▸ CONSIGNES
**a)** D'après l'article sur la visite de Benyamin Netanyahu en France, à quelle date a eu lieu sa première visite sous la présidence d'Emmanuel Macron ?
**b)** Poursuivez l'article sur la visite de Benyamin Netanyahu en France à partir de sa dernière phrase.

Le premier ministre israélien Benyamin Netanyahu entame une visite en France mardi et sera reçu à l’Elysée par le président français Emmanuel Macron, dans le cadre d’une tournée européenne qui le conduira aussi en Allemagne et au Royaume-Uni.
Il s’agit du troisième voyage officiel du Premier ministre israélien en France sous la présidence d’Emmanuel Macron.
Le chef du gouvernement d’extrême droite israélienne avait été invité par le président français lors d’une première visite le 16 juillet 2017 à l’occasion de la commémoration de la rafle du Vel d’Hiv.
Au cours d’une conférence de presse commune tenue depuis l’Elysée à l’issue de d’un entretien privée, Emmanuel Macron avait suscité une vive polémique en affirmant que l’antisionisme n’est autre que « la forme réinventée de l’antisémitisme » et en s’adressant à Netanyahu par « Cher Bibi » affichant une proximité ostensible.
La dernière visite remonte, quant à elle, au 10 décembre dernier, comme l’avait rapporté Anadolu.
Emmanuel Macron avait, à cette occasion, appelé Netanyahu à « faire un geste envers les Palestiniens » tout en fustigeant « toutes les formes d’attaques (…) contre Israël » et ajoutant que « tout ce qui menace la sécurité d’Israël est condamné avec fermeté par la France ».
Il fait fi, ainsi, des quatre morts et plusieurs centaines de blessés du côté palestinien dans les jours précédents son allocution intervenue après l’annonce par le président américain Donald Trump du transfert de l’ambassade américaine de Tel Aviv à Jerusalem.

Enregistrements d'annotation spatiale
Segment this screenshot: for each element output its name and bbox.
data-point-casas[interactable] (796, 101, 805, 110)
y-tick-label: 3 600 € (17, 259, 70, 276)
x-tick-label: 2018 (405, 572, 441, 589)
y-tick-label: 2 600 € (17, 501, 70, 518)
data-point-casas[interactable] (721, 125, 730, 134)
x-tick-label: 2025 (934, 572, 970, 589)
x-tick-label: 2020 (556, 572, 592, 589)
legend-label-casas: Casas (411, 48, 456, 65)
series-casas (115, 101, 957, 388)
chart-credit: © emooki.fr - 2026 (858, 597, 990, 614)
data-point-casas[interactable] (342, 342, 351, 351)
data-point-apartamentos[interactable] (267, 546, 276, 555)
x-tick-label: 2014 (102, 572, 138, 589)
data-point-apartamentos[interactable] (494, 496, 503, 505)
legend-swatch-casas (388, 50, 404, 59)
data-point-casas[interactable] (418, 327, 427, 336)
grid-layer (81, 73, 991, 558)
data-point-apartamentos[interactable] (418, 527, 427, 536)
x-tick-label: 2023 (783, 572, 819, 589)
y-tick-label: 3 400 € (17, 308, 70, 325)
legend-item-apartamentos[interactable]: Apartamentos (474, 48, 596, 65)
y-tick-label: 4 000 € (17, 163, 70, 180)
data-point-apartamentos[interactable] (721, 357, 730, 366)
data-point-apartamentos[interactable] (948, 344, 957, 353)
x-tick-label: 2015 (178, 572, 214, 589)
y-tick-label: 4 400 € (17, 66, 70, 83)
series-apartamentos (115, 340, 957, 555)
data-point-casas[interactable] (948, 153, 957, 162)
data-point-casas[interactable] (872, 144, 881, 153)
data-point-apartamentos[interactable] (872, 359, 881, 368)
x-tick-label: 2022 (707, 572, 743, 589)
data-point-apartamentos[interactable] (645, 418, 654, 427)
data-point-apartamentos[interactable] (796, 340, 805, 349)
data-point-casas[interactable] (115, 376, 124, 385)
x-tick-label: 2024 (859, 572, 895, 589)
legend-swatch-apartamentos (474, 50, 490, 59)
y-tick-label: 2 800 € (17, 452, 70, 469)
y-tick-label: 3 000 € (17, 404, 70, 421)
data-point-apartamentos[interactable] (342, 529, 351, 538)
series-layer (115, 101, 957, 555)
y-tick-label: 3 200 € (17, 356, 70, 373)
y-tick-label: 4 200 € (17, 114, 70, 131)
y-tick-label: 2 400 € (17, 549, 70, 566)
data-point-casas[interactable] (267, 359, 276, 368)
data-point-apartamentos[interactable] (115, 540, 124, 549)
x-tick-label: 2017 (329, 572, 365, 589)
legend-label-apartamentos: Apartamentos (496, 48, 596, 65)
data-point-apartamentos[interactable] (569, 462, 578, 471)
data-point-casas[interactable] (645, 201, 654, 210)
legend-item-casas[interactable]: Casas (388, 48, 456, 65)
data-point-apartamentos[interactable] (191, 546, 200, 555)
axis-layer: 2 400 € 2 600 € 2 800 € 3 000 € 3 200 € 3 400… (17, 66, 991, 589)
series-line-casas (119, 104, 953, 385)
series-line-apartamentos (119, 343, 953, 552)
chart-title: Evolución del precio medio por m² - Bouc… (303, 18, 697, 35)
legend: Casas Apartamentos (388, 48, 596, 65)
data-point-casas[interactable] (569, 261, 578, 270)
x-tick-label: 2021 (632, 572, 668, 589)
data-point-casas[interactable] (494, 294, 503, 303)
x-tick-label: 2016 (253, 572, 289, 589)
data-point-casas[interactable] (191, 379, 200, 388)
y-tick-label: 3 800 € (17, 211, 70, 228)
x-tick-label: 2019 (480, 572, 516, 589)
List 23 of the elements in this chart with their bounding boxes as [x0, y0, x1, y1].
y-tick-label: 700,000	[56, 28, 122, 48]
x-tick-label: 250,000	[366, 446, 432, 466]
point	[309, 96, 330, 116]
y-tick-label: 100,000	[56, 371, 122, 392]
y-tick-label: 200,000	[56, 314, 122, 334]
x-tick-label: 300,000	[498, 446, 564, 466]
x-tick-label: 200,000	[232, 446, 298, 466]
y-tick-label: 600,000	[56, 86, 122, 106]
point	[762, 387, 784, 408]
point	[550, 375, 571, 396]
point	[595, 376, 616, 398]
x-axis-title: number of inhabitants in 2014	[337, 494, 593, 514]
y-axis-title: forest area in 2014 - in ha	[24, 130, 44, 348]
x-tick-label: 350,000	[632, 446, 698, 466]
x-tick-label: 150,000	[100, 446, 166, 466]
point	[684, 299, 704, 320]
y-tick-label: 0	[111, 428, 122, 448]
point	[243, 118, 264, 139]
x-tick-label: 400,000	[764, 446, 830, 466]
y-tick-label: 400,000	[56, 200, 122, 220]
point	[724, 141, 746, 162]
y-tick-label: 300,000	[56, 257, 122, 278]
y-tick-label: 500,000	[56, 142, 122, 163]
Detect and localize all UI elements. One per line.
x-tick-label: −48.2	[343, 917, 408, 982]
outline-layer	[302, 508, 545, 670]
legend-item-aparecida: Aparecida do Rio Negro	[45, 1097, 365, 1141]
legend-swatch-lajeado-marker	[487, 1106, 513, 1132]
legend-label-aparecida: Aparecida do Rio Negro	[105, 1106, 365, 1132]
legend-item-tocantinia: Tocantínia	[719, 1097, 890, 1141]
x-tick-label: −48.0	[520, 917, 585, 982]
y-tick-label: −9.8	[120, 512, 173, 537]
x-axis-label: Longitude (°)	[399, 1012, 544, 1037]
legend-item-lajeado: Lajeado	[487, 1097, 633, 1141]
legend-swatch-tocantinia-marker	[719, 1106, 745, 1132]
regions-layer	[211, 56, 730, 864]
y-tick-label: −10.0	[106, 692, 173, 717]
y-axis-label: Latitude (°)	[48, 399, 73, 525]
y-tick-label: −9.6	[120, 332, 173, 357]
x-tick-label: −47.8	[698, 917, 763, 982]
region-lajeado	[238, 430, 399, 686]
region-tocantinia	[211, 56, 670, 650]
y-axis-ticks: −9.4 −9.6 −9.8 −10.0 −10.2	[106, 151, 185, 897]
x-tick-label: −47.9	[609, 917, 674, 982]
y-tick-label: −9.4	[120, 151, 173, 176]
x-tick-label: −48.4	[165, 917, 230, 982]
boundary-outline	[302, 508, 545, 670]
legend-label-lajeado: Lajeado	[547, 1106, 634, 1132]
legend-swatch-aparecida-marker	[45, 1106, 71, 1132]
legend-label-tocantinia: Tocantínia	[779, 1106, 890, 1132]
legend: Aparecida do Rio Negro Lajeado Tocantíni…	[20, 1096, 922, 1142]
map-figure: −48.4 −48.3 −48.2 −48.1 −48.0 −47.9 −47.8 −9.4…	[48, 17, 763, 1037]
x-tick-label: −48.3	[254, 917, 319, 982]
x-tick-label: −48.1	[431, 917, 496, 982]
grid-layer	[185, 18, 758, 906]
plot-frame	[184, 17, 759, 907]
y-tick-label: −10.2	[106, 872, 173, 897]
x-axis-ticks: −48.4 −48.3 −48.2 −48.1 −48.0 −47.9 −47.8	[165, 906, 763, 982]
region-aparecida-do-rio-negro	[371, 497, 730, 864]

▸ RÉPONSES PAR CONSIGNE
**a)** Le 16 juillet 2017, lors de la commémoration de la rafle du Vel d'Hiv.

**b)**
Les enjeux officiels
Le 27 mai dernier, l’Ambassade d’Israël en France, a indiqué que les échanges porteront sur «l’accord iranien, l’Iran, la Syrie, le Liban, les territoires palestiniens».
Les deux dirigeants inaugureront ensuite à Paris, l’exposition « Israël Lights », marquant le lancement de la «saison France-Israël 2018», mentionnent les organisateurs sur leur site officiel.
La «saison France-Israël 2018 (…) se déroulera de manière simultanée dans les deux pays entre les mois de juin et de novembre 2018» et mettent à l’honneur les relations entre la France et Israël, selon la même source.
Un contexte politique difficile
Cette visite intervient dans un contexte dramatique dans les relations entre le colon israélien et la Palestine et peut laisser penser à un parti pris de la France face au choix de la période choisie pour recevoir Netanyahu.
Le 14 mai dernier, l’armée israélienne s’était livrée à une répression sanglante à la frontière avec Gaza, contre des manifestants qui protestaient pacifiquement contre l’inauguration de l’ambassade israélienne à Jérusalem. Plus de soixante personnes ont été exécutées et des centaines d’autres ont été blessées par l’armée de l’occupation
Bilan qui ne cesse d’ailleurs d’augmenter. Selon les chiffres du ministère palestinien de la Santé dans la Bande de Gaza, le nombre des martyrs tombés sous les tirs de l’armée israélienne depuis le début de la Marche du Grand retour, depuis le 30 mars dernier, s’est alourdi à 123 martyrs et plus de 13000 blessés.
Des contestations inaudibles
Le 21 mai dernier, un collectif d’associations, d’intellectuels et de politiques a interpellé Emmanuel Macron pour réclamer « l’annulation de la France Israël » dans une tribune dont Anadolu avait reçu copie.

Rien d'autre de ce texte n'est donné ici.